Set problem - Tally every line featuring "Seminar", then give that tally alone.

Provided data -
───

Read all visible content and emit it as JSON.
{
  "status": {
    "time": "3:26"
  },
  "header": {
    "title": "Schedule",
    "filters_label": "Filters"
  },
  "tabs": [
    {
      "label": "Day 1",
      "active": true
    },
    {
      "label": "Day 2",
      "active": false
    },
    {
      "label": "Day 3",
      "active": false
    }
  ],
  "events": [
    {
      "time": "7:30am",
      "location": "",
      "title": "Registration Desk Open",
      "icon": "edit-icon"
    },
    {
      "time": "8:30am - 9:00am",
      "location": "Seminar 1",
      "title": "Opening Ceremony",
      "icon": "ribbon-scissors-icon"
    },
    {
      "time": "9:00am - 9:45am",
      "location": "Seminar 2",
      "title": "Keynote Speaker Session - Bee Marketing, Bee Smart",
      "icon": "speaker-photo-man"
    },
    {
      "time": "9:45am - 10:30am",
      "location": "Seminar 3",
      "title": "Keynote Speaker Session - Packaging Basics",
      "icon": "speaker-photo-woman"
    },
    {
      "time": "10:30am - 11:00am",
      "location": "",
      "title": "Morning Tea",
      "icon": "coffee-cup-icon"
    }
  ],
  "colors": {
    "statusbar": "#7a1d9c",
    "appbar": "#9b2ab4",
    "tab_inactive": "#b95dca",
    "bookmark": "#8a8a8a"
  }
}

───

Answer to the exercise - 3